WHAT THE EXERCISE ASKS. Collect all lines from the listing that include the string "title".

[Recorded data]
* * * * * * *
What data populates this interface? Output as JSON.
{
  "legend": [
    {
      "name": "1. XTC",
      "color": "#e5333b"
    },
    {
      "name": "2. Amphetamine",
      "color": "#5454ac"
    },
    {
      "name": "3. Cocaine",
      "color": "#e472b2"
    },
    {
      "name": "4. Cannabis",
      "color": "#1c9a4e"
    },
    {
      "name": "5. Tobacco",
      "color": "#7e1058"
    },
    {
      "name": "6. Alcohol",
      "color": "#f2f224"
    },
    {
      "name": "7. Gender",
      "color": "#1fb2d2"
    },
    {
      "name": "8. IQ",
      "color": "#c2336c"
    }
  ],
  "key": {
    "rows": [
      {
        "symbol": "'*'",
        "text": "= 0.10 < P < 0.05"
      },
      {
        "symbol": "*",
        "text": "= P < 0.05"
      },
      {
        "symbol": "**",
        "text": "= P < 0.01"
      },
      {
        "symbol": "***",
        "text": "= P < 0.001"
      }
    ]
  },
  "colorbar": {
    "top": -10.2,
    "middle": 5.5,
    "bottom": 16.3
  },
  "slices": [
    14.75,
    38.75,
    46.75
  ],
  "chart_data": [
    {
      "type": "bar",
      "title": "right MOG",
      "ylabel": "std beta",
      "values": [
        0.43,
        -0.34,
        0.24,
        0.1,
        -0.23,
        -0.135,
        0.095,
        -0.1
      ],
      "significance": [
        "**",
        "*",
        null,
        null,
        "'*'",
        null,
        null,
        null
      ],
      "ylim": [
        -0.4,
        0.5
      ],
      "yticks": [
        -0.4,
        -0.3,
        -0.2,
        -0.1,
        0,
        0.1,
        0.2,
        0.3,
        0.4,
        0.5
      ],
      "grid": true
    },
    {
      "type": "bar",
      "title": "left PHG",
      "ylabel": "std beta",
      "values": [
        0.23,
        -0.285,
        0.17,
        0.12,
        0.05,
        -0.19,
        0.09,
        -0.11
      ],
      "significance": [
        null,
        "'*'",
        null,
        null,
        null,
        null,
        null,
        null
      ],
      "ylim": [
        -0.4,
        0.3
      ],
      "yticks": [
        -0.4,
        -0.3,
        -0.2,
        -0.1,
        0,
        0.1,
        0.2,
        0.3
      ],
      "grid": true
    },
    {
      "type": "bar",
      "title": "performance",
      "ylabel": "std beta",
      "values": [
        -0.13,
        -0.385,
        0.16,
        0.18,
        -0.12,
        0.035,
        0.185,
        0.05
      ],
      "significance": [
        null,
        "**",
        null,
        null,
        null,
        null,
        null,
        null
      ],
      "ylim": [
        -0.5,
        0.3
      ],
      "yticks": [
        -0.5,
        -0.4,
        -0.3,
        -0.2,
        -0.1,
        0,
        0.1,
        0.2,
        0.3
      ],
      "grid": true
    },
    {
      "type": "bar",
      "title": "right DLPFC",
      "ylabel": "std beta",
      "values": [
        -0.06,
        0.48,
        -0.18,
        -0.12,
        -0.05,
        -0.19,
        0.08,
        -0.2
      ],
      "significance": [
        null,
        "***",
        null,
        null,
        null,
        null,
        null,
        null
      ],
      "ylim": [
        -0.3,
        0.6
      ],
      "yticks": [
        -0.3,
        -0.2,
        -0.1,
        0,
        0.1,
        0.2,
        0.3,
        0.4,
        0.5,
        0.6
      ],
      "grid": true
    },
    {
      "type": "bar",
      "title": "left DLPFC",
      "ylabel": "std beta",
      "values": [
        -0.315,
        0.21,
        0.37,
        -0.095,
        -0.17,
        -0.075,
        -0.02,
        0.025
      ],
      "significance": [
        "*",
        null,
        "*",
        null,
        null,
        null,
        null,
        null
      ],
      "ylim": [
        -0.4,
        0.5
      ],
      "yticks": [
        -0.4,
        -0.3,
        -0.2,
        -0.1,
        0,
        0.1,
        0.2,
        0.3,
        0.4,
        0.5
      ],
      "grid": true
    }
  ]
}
* * * * * * *
EXERCISE SOLUTION.
      "title": "right MOG",
      "title": "left PHG",
      "title": "performance",
      "title": "right DLPFC",
      "title": "left DLPFC",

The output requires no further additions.